STORED DATA |
# # #

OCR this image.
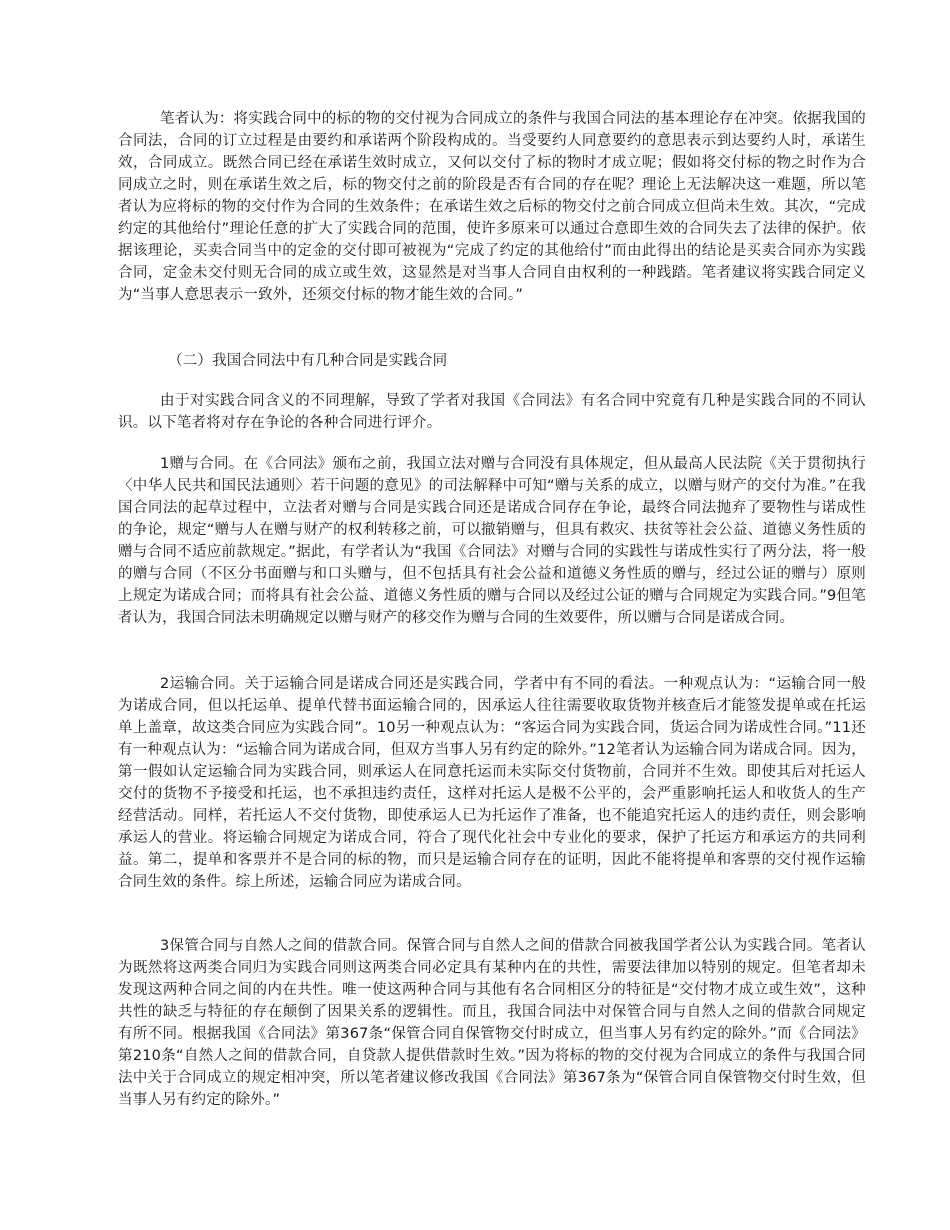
笔者认为：将实践合同中的标的物的交付视为合同成立的条件与我国合同法的基本理论存在冲突。依据我国的合同法，合同的订立过程是由要约和承诺两个阶段构成的。当受要约人同意要约的意思表示到达要约人时，承诺生效，合同成立。既然合同已经在承诺生效时成立，又何以交付了标的物时才成立呢；假如将交付标的物之时作为合同成立之时，则在承诺生效之后，标的物交付之前的阶段是否有合同的存在呢？理论上无法解决这一难题，所以笔者认为应将标的物的交付作为合同的生效条件；在承诺生效之后标的物交付之前合同成立但尚未生效。其次，“完成约定的其他给付”理论任意的扩大了实践合同的范围，使许多原来可以通过合意即生效的合同失去了法律的保护。依据该理论，买卖合同当中的定金的交付即可被视为“完成了约定的其他给付”而由此得出的结论是买卖合同亦为实践合同，定金未交付则无合同的成立或生效，这显然是对当事人合同自由权利的一种践踏。笔者建议将实践合同定义为“当事人意思表示一致外，还须交付标的物才能生效的合同。”

（二）我国合同法中有几种合同是实践合同

由于对实践合同含义的不同理解，导致了学者对我国《合同法》有名合同中究竟有几种是实践合同的不同认识。以下笔者将对存在争论的各种合同进行评介。

1赠与合同。在《合同法》颁布之前，我国立法对赠与合同没有具体规定，但从最高人民法院《关于贯彻执行〈中华人民共和国民法通则〉若干问题的意见》的司法解释中可知“赠与关系的成立，以赠与财产的交付为准。”在我国合同法的起草过程中，立法者对赠与合同是实践合同还是诺成合同存在争论，最终合同法抛弃了要物性与诺成性的争论，规定“赠与人在赠与财产的权利转移之前，可以撤销赠与，但具有救灾、扶贫等社会公益、道德义务性质的赠与合同不适应前款规定。”据此，有学者认为“我国《合同法》对赠与合同的实践性与诺成性实行了两分法，将一般的赠与合同（不区分书面赠与和口头赠与，但不包括具有社会公益和道德义务性质的赠与，经过公证的赠与）原则上规定为诺成合同；而将具有社会公益、道德义务性质的赠与合同以及经过公证的赠与合同规定为实践合同。”9但笔者认为，我国合同法未明确规定以赠与财产的移交作为赠与合同的生效要件，所以赠与合同是诺成合同。

2运输合同。关于运输合同是诺成合同还是实践合同，学者中有不同的看法。一种观点认为：“运输合同一般为诺成合同，但以托运单、提单代替书面运输合同的，因承运人往往需要收取货物并核查后才能签发提单或在托运单上盖章，故这类合同应为实践合同”。10另一种观点认为：“客运合同为实践合同，货运合同为诺成性合同。”11还有一种观点认为：“运输合同为诺成合同，但双方当事人另有约定的除外。”12笔者认为运输合同为诺成合同。因为，第一假如认定运输合同为实践合同，则承运人在同意托运而未实际交付货物前，合同并不生效。即使其后对托运人交付的货物不予接受和托运，也不承担违约责任，这样对托运人是极不公平的，会严重影响托运人和收货人的生产经营活动。同样，若托运人不交付货物，即使承运人已为托运作了准备，也不能追究托运人的违约责任，则会影响承运人的营业。将运输合同规定为诺成合同，符合了现代化社会中专业化的要求，保护了托运方和承运方的共同利益。第二，提单和客票并不是合同的标的物，而只是运输合同存在的证明，因此不能将提单和客票的交付视作运输合同生效的条件。综上所述，运输合同应为诺成合同。

3保管合同与自然人之间的借款合同。保管合同与自然人之间的借款合同被我国学者公认为实践合同。笔者认为既然将这两类合同归为实践合同则这两类合同必定具有某种内在的共性，需要法律加以特别的规定。但笔者却未发现这两种合同之间的内在共性。唯一使这两种合同与其他有名合同相区分的特征是“交付物才成立或生效”，这种共性的缺乏与特征的存在颠倒了因果关系的逻辑性。而且，我国合同法中对保管合同与自然人之间的借款合同规定有所不同。根据我国《合同法》第367条“保管合同自保管物交付时成立，但当事人另有约定的除外。”而《合同法》第210条“自然人之间的借款合同，自贷款人提供借款时生效。”因为将标的物的交付视为合同成立的条件与我国合同法中关于合同成立的规定相冲突，所以笔者建议修改我国《合同法》第367条为“保管合同自保管物交付时生效，但当事人另有约定的除外。”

# # #

AIM OF THE EXERCISE | Omit every image. Quote each record exactly.

IN RESPONSE |
OCR this image.
笔者认为：将实践合同中的标的物的交付视为合同成立的条件与我国合同法的基本理论存在冲突。依据我国的合同法，合同的订立过程是由要约和承诺两个阶段构成的。当受要约人同意要约的意思表示到达要约人时，承诺生效，合同成立。既然合同已经在承诺生效时成立，又何以交付了标的物时才成立呢；假如将交付标的物之时作为合同成立之时，则在承诺生效之后，标的物交付之前的阶段是否有合同的存在呢？理论上无法解决这一难题，所以笔者认为应将标的物的交付作为合同的生效条件；在承诺生效之后标的物交付之前合同成立但尚未生效。其次，“完成约定的其他给付”理论任意的扩大了实践合同的范围，使许多原来可以通过合意即生效的合同失去了法律的保护。依据该理论，买卖合同当中的定金的交付即可被视为“完成了约定的其他给付”而由此得出的结论是买卖合同亦为实践合同，定金未交付则无合同的成立或生效，这显然是对当事人合同自由权利的一种践踏。笔者建议将实践合同定义为“当事人意思表示一致外，还须交付标的物才能生效的合同。”

（二）我国合同法中有几种合同是实践合同

由于对实践合同含义的不同理解，导致了学者对我国《合同法》有名合同中究竟有几种是实践合同的不同认识。以下笔者将对存在争论的各种合同进行评介。

1赠与合同。在《合同法》颁布之前，我国立法对赠与合同没有具体规定，但从最高人民法院《关于贯彻执行〈中华人民共和国民法通则〉若干问题的意见》的司法解释中可知“赠与关系的成立，以赠与财产的交付为准。”在我国合同法的起草过程中，立法者对赠与合同是实践合同还是诺成合同存在争论，最终合同法抛弃了要物性与诺成性的争论，规定“赠与人在赠与财产的权利转移之前，可以撤销赠与，但具有救灾、扶贫等社会公益、道德义务性质的赠与合同不适应前款规定。”据此，有学者认为“我国《合同法》对赠与合同的实践性与诺成性实行了两分法，将一般的赠与合同（不区分书面赠与和口头赠与，但不包括具有社会公益和道德义务性质的赠与，经过公证的赠与）原则上规定为诺成合同；而将具有社会公益、道德义务性质的赠与合同以及经过公证的赠与合同规定为实践合同。”9但笔者认为，我国合同法未明确规定以赠与财产的移交作为赠与合同的生效要件，所以赠与合同是诺成合同。

2运输合同。关于运输合同是诺成合同还是实践合同，学者中有不同的看法。一种观点认为：“运输合同一般为诺成合同，但以托运单、提单代替书面运输合同的，因承运人往往需要收取货物并核查后才能签发提单或在托运单上盖章，故这类合同应为实践合同”。10另一种观点认为：“客运合同为实践合同，货运合同为诺成性合同。”11还有一种观点认为：“运输合同为诺成合同，但双方当事人另有约定的除外。”12笔者认为运输合同为诺成合同。因为，第一假如认定运输合同为实践合同，则承运人在同意托运而未实际交付货物前，合同并不生效。即使其后对托运人交付的货物不予接受和托运，也不承担违约责任，这样对托运人是极不公平的，会严重影响托运人和收货人的生产经营活动。同样，若托运人不交付货物，即使承运人已为托运作了准备，也不能追究托运人的违约责任，则会影响承运人的营业。将运输合同规定为诺成合同，符合了现代化社会中专业化的要求，保护了托运方和承运方的共同利益。第二，提单和客票并不是合同的标的物，而只是运输合同存在的证明，因此不能将提单和客票的交付视作运输合同生效的条件。综上所述，运输合同应为诺成合同。

3保管合同与自然人之间的借款合同。保管合同与自然人之间的借款合同被我国学者公认为实践合同。笔者认为既然将这两类合同归为实践合同则这两类合同必定具有某种内在的共性，需要法律加以特别的规定。但笔者却未发现这两种合同之间的内在共性。唯一使这两种合同与其他有名合同相区分的特征是“交付物才成立或生效”，这种共性的缺乏与特征的存在颠倒了因果关系的逻辑性。而且，我国合同法中对保管合同与自然人之间的借款合同规定有所不同。根据我国《合同法》第367条“保管合同自保管物交付时成立，但当事人另有约定的除外。”而《合同法》第210条“自然人之间的借款合同，自贷款人提供借款时生效。”因为将标的物的交付视为合同成立的条件与我国合同法中关于合同成立的规定相冲突，所以笔者建议修改我国《合同法》第367条为“保管合同自保管物交付时生效，但当事人另有约定的除外。”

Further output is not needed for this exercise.